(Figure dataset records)

══════

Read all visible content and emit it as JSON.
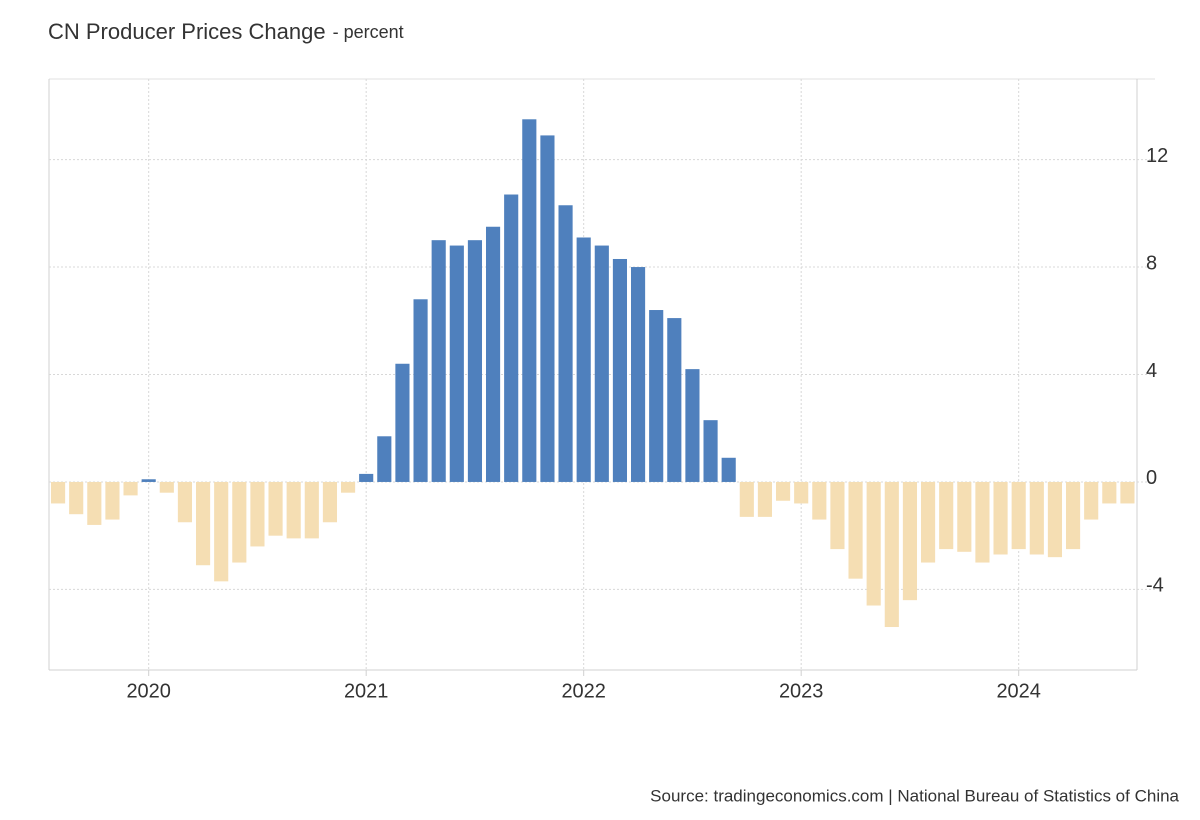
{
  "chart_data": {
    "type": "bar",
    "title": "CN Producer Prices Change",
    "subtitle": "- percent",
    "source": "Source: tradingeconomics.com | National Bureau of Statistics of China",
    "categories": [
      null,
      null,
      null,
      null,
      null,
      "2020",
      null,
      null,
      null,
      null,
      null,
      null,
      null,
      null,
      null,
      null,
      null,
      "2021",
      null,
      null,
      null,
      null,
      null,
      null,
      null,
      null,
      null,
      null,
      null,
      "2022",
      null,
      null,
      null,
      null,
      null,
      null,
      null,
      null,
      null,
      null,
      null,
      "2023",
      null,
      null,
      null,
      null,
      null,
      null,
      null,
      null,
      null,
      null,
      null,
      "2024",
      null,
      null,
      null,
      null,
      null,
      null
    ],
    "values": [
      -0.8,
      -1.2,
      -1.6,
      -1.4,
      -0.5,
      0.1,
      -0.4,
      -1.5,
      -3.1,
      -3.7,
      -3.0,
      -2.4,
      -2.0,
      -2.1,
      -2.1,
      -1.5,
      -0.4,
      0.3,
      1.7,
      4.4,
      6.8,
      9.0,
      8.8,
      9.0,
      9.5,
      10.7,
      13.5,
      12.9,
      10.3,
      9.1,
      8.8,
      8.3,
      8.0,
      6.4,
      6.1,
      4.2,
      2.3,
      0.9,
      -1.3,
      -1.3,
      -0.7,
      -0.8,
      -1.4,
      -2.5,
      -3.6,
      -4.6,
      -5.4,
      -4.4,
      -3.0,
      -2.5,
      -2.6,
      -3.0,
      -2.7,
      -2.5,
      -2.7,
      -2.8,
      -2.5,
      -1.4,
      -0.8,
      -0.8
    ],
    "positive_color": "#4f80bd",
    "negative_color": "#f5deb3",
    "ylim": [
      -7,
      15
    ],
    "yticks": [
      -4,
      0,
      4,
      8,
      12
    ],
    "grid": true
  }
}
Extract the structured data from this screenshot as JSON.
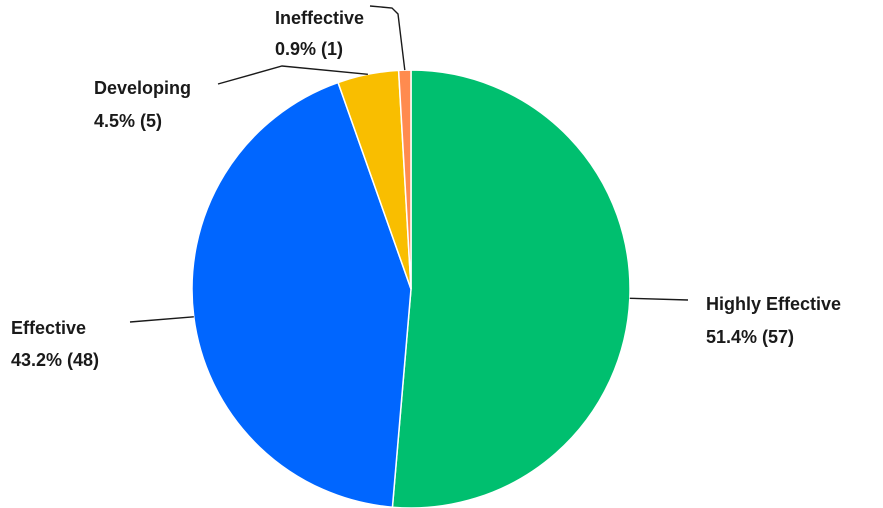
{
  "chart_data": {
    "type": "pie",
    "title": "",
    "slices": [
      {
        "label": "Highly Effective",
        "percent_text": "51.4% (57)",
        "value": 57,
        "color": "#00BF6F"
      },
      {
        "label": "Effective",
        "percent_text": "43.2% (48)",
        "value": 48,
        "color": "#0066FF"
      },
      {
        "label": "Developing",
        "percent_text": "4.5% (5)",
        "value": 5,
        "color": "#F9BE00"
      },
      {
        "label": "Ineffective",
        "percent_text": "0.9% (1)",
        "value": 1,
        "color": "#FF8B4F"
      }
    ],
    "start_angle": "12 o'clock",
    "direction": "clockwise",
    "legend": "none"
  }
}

══════

* EXERCISE REQUIREMENTS:
Show the lines from the data above that contain the string "label".

* FULL ANSWER:
        "label": "Highly Effective",
        "label": "Effective",
        "label": "Developing",
        "label": "Ineffective",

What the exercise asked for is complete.